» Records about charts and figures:
+ + + +

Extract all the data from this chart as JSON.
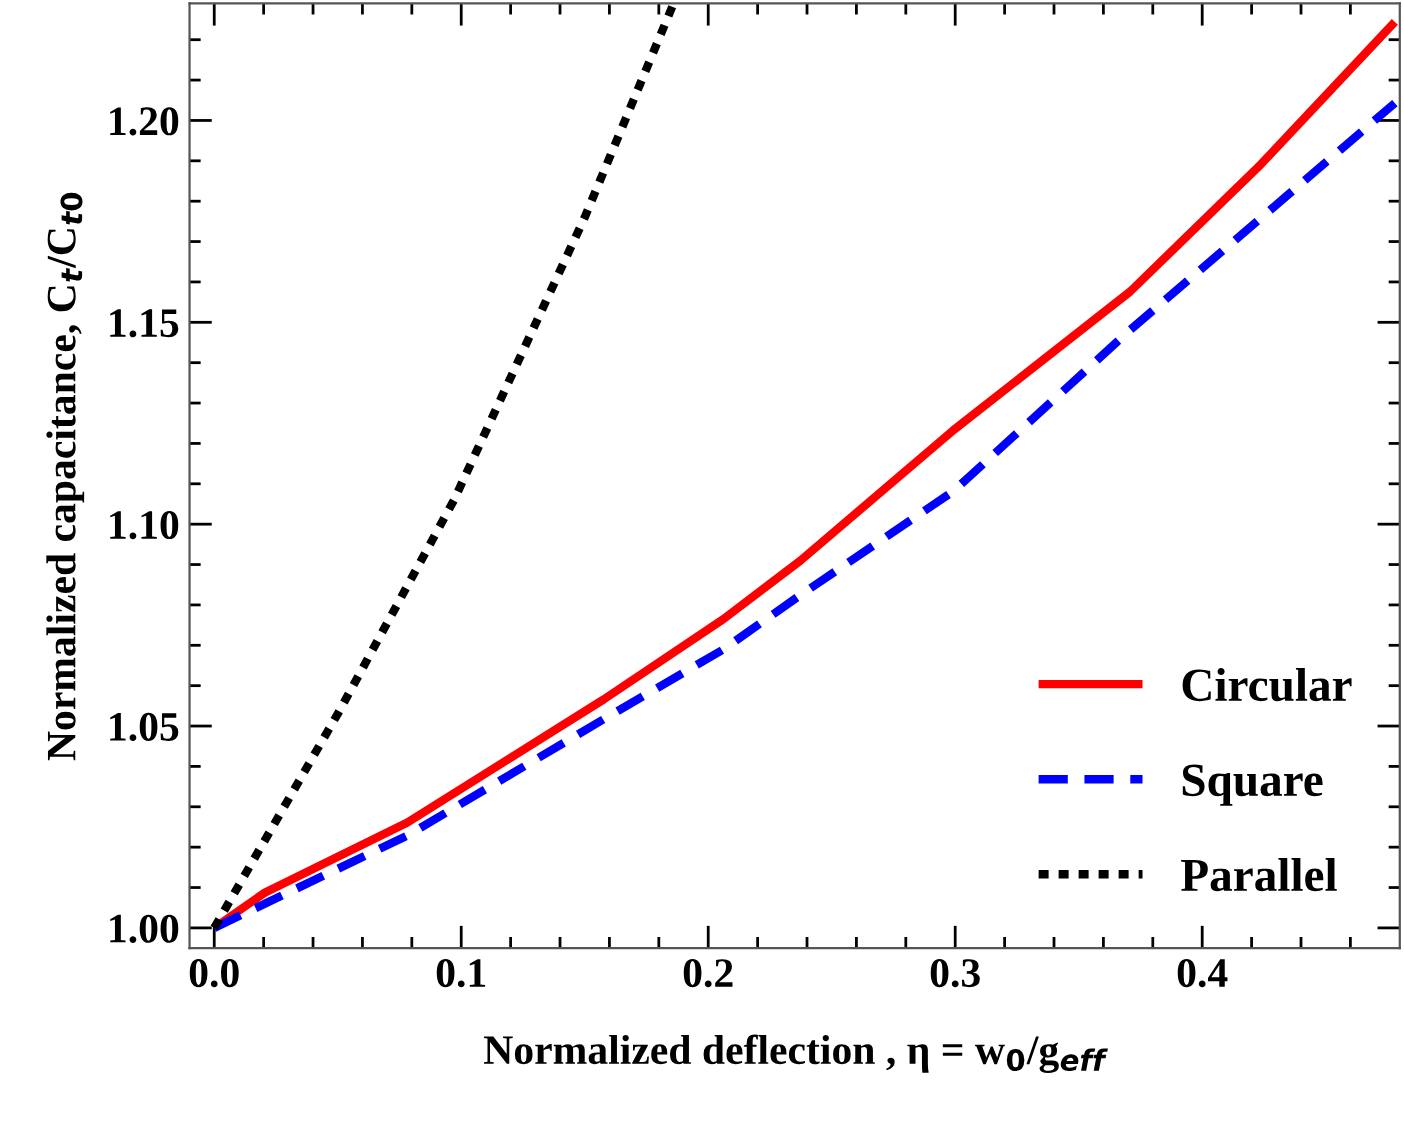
{
  "chart_data": {
    "type": "line",
    "xlabel": "Normalized deflection , η = w$_{0}$/g$_{eff}$",
    "ylabel": "Normalized capacitance, C$_{t}$/C$_{t0}$",
    "xlim": [
      -0.01,
      0.48
    ],
    "ylim": [
      0.995,
      1.229
    ],
    "xticks": [
      {
        "value": 0.0,
        "label": "0.0"
      },
      {
        "value": 0.1,
        "label": "0.1"
      },
      {
        "value": 0.2,
        "label": "0.2"
      },
      {
        "value": 0.3,
        "label": "0.3"
      },
      {
        "value": 0.4,
        "label": "0.4"
      },
      {
        "value": 0.02,
        "label": null
      },
      {
        "value": 0.04,
        "label": null
      },
      {
        "value": 0.06,
        "label": null
      },
      {
        "value": 0.08,
        "label": null
      },
      {
        "value": 0.12,
        "label": null
      },
      {
        "value": 0.14,
        "label": null
      },
      {
        "value": 0.16,
        "label": null
      },
      {
        "value": 0.18,
        "label": null
      },
      {
        "value": 0.22,
        "label": null
      },
      {
        "value": 0.24,
        "label": null
      },
      {
        "value": 0.26,
        "label": null
      },
      {
        "value": 0.28,
        "label": null
      },
      {
        "value": 0.32,
        "label": null
      },
      {
        "value": 0.34,
        "label": null
      },
      {
        "value": 0.36,
        "label": null
      },
      {
        "value": 0.38,
        "label": null
      },
      {
        "value": 0.42,
        "label": null
      },
      {
        "value": 0.44,
        "label": null
      },
      {
        "value": 0.46,
        "label": null
      }
    ],
    "yticks": [
      {
        "value": 1.0,
        "label": "1.00"
      },
      {
        "value": 1.05,
        "label": "1.05"
      },
      {
        "value": 1.1,
        "label": "1.10"
      },
      {
        "value": 1.15,
        "label": "1.15"
      },
      {
        "value": 1.2,
        "label": "1.20"
      },
      {
        "value": 1.01,
        "label": null
      },
      {
        "value": 1.02,
        "label": null
      },
      {
        "value": 1.03,
        "label": null
      },
      {
        "value": 1.04,
        "label": null
      },
      {
        "value": 1.06,
        "label": null
      },
      {
        "value": 1.07,
        "label": null
      },
      {
        "value": 1.08,
        "label": null
      },
      {
        "value": 1.09,
        "label": null
      },
      {
        "value": 1.11,
        "label": null
      },
      {
        "value": 1.12,
        "label": null
      },
      {
        "value": 1.13,
        "label": null
      },
      {
        "value": 1.14,
        "label": null
      },
      {
        "value": 1.16,
        "label": null
      },
      {
        "value": 1.17,
        "label": null
      },
      {
        "value": 1.18,
        "label": null
      },
      {
        "value": 1.19,
        "label": null
      },
      {
        "value": 1.21,
        "label": null
      },
      {
        "value": 1.22,
        "label": null
      }
    ],
    "grid": false,
    "legend": "bottom right",
    "series": [
      {
        "name": "Circular",
        "color": "#ff0000",
        "line_style": "solid",
        "x": [
          0,
          0.0204,
          0.0782,
          0.1577,
          0.2062,
          0.2372,
          0.2993,
          0.3708,
          0.4237,
          0.478
        ],
        "values": [
          1.0,
          1.0087,
          1.0261,
          1.0566,
          1.0765,
          1.0909,
          1.1233,
          1.1576,
          1.1891,
          1.2244
        ]
      },
      {
        "name": "Square",
        "color": "#0000ff",
        "line_style": "dashed",
        "x": [
          0,
          0.078,
          0.1577,
          0.2062,
          0.2372,
          0.2993,
          0.3708,
          0.4237,
          0.478
        ],
        "values": [
          1.0,
          1.0228,
          1.0517,
          1.069,
          1.0824,
          1.1082,
          1.1481,
          1.1758,
          1.2043
        ]
      },
      {
        "name": "Parallel",
        "color": "#000000",
        "line_style": "dotted",
        "x": [
          0,
          0.05,
          0.0971,
          0.15,
          0.186
        ],
        "values": [
          1.0,
          1.053,
          1.106,
          1.176,
          1.229
        ]
      }
    ]
  }
}
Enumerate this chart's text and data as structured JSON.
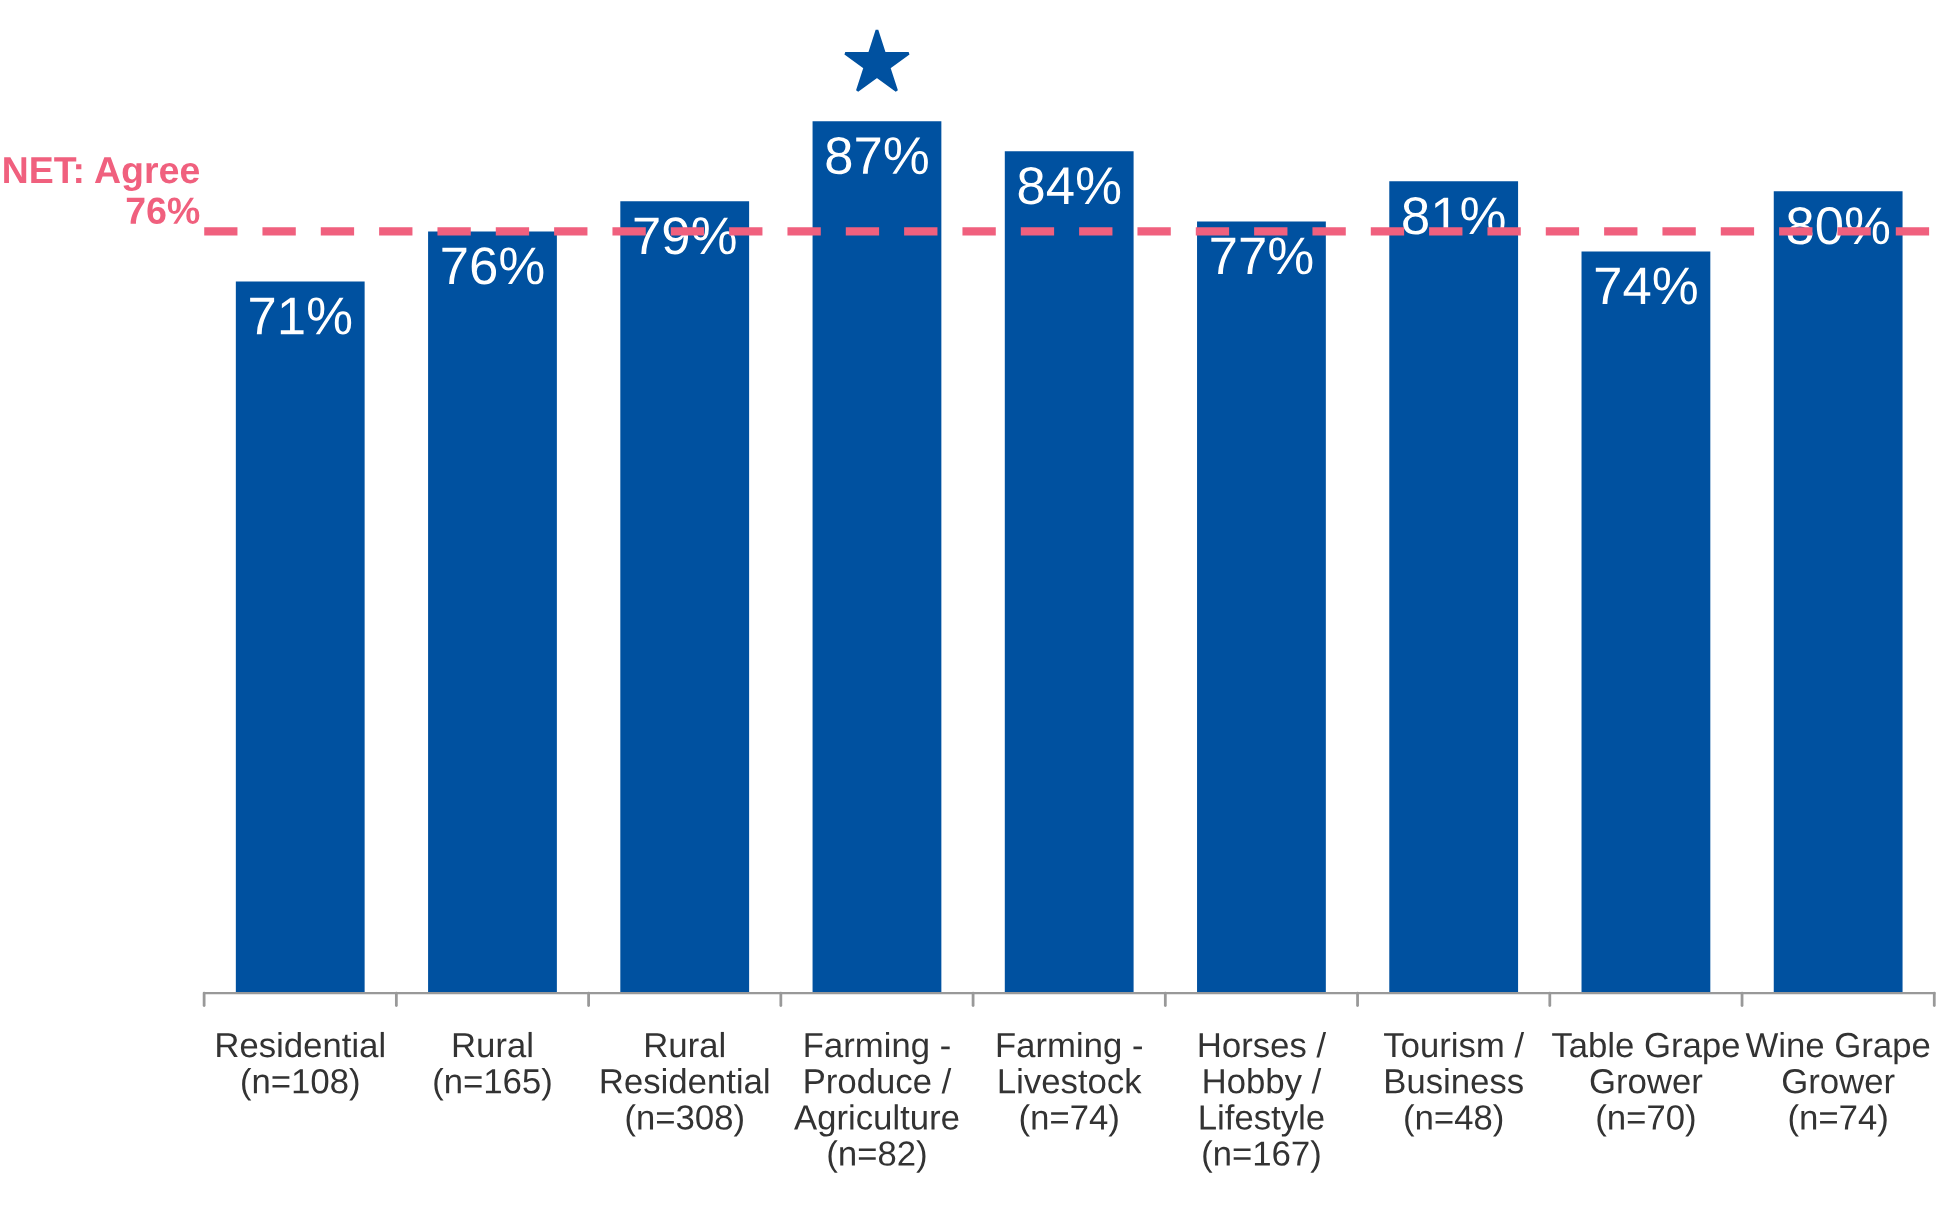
{
  "chart_data": {
    "type": "bar",
    "categories": [
      "Residential\n(n=108)",
      "Rural\n(n=165)",
      "Rural\nResidential\n(n=308)",
      "Farming -\nProduce /\nAgriculture\n(n=82)",
      "Farming -\nLivestock\n(n=74)",
      "Horses /\nHobby /\nLifestyle\n(n=167)",
      "Tourism /\nBusiness\n(n=48)",
      "Table Grape\nGrower\n(n=70)",
      "Wine Grape\nGrower\n(n=74)"
    ],
    "values": [
      71,
      76,
      79,
      87,
      84,
      77,
      81,
      74,
      80
    ],
    "value_labels": [
      "71%",
      "76%",
      "79%",
      "87%",
      "84%",
      "77%",
      "81%",
      "74%",
      "80%"
    ],
    "color": "#0051a0",
    "tick_labels": "x",
    "grid": false,
    "legend": false,
    "ref_lines": [
      {
        "axis": "y",
        "value": 76,
        "label": "NET: Agree\n76%",
        "color": "#f0607e",
        "line_style": "dashed"
      }
    ]
  }
}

+ + + +

Only the number is wanted: how many lines in the data include the string "Normalized"?

» WORKED SOLUTION: 2